• **Exercise**: Print the line that contains "Read this page and output its text content." and every line after it through the last line of the records below, exactly as written and nothing else.

Data records
○ ○ ○ ○

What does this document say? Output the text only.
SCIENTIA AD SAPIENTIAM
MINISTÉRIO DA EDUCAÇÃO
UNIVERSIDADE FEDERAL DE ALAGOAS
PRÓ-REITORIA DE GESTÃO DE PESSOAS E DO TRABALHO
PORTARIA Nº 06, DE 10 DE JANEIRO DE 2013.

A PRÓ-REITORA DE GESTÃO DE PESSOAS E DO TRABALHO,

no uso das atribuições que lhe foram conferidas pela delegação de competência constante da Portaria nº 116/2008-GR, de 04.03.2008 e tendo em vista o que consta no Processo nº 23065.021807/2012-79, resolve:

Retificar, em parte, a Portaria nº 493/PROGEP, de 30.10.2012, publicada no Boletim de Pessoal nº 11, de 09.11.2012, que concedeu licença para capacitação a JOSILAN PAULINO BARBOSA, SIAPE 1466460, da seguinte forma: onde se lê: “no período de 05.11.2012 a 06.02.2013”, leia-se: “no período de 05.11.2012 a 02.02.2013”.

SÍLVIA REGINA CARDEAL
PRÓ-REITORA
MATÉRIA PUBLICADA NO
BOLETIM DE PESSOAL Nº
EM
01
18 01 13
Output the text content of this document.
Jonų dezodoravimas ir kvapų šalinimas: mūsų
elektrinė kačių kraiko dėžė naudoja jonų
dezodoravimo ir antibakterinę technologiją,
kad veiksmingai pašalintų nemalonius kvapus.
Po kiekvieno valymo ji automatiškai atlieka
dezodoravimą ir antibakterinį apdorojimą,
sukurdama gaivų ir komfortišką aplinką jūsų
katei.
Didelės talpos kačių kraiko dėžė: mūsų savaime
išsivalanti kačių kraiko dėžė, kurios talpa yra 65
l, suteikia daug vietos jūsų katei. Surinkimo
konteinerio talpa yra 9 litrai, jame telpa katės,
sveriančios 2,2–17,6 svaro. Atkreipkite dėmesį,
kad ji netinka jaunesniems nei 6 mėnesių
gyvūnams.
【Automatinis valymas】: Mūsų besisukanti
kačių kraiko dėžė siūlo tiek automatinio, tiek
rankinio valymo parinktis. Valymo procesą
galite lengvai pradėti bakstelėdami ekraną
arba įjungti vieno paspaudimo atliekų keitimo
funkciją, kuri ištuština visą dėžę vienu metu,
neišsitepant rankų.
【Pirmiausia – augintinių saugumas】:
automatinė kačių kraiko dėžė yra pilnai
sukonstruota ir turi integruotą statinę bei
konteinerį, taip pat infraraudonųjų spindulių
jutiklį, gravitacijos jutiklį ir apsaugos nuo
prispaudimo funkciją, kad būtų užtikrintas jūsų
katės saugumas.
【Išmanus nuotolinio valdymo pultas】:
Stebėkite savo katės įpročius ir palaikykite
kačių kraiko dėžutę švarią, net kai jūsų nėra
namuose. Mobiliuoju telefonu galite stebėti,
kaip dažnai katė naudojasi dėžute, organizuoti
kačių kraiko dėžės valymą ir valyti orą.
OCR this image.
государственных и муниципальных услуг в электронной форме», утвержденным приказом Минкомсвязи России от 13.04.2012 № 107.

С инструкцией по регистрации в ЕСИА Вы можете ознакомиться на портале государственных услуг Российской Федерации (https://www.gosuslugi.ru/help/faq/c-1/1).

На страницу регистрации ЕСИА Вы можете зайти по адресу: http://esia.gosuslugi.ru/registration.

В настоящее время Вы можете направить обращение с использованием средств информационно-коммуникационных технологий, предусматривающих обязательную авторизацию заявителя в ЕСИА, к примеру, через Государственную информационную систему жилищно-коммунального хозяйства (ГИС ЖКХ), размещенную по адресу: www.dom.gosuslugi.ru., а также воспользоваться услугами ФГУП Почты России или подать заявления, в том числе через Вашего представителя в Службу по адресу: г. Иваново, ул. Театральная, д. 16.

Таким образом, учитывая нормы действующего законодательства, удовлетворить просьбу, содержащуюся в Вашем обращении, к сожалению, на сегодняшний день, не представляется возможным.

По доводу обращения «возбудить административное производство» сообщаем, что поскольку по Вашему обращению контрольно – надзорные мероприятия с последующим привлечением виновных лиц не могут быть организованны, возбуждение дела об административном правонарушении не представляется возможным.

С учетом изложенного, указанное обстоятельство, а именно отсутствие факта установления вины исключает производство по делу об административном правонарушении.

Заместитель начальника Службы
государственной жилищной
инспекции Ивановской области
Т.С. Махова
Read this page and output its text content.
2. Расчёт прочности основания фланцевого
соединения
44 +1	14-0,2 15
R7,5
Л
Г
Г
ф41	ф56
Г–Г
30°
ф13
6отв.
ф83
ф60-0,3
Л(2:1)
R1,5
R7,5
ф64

○ ○ ○ ○

• **Exercise response**:
Read this page and output its text content.
2. Расчёт прочности основания фланцевого
соединения
44 +1	14-0,2 15
R7,5
Л
Г
Г
ф41	ф56
Г–Г
30°
ф13
6отв.
ф83
ф60-0,3
Л(2:1)
R1,5
R7,5
ф64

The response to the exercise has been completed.